• [STATED GOAL]: Extract each line of the data and write it out again exactly.
-- begin EXERCISE INPUTS --
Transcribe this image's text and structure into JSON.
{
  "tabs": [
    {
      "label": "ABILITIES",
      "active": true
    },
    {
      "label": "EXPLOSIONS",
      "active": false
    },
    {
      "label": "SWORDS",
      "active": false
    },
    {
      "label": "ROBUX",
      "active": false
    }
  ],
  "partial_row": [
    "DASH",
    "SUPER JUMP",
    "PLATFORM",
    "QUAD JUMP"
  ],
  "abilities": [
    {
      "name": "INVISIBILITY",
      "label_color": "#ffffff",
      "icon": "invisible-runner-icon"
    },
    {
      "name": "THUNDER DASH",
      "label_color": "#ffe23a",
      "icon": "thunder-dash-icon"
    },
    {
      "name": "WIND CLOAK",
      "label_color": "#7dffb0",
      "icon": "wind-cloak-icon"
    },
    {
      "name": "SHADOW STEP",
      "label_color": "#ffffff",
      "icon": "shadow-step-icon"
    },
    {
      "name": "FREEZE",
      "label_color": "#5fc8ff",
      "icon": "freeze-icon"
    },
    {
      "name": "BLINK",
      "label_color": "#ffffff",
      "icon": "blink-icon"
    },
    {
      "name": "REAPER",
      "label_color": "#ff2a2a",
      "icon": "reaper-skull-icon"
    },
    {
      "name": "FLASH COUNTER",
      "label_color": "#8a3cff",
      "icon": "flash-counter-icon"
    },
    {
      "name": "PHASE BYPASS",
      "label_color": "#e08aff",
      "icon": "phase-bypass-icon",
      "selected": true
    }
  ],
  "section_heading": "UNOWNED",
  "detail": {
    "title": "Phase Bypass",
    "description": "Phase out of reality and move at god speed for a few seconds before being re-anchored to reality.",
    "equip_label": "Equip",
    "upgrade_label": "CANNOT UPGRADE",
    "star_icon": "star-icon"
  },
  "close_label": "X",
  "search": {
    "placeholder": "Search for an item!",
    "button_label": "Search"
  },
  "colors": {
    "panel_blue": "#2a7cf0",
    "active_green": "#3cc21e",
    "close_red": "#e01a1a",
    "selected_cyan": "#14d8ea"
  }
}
-- end EXERCISE INPUTS --
• [ANSWER IN FULL]:
Transcribe this image's text and structure into JSON.
{
  "tabs": [
    {
      "label": "ABILITIES",
      "active": true
    },
    {
      "label": "EXPLOSIONS",
      "active": false
    },
    {
      "label": "SWORDS",
      "active": false
    },
    {
      "label": "ROBUX",
      "active": false
    }
  ],
  "partial_row": [
    "DASH",
    "SUPER JUMP",
    "PLATFORM",
    "QUAD JUMP"
  ],
  "abilities": [
    {
      "name": "INVISIBILITY",
      "label_color": "#ffffff",
      "icon": "invisible-runner-icon"
    },
    {
      "name": "THUNDER DASH",
      "label_color": "#ffe23a",
      "icon": "thunder-dash-icon"
    },
    {
      "name": "WIND CLOAK",
      "label_color": "#7dffb0",
      "icon": "wind-cloak-icon"
    },
    {
      "name": "SHADOW STEP",
      "label_color": "#ffffff",
      "icon": "shadow-step-icon"
    },
    {
      "name": "FREEZE",
      "label_color": "#5fc8ff",
      "icon": "freeze-icon"
    },
    {
      "name": "BLINK",
      "label_color": "#ffffff",
      "icon": "blink-icon"
    },
    {
      "name": "REAPER",
      "label_color": "#ff2a2a",
      "icon": "reaper-skull-icon"
    },
    {
      "name": "FLASH COUNTER",
      "label_color": "#8a3cff",
      "icon": "flash-counter-icon"
    },
    {
      "name": "PHASE BYPASS",
      "label_color": "#e08aff",
      "icon": "phase-bypass-icon",
      "selected": true
    }
  ],
  "section_heading": "UNOWNED",
  "detail": {
    "title": "Phase Bypass",
    "description": "Phase out of reality and move at god speed for a few seconds before being re-anchored to reality.",
    "equip_label": "Equip",
    "upgrade_label": "CANNOT UPGRADE",
    "star_icon": "star-icon"
  },
  "close_label": "X",
  "search": {
    "placeholder": "Search for an item!",
    "button_label": "Search"
  },
  "colors": {
    "panel_blue": "#2a7cf0",
    "active_green": "#3cc21e",
    "close_red": "#e01a1a",
    "selected_cyan": "#14d8ea"
  }
}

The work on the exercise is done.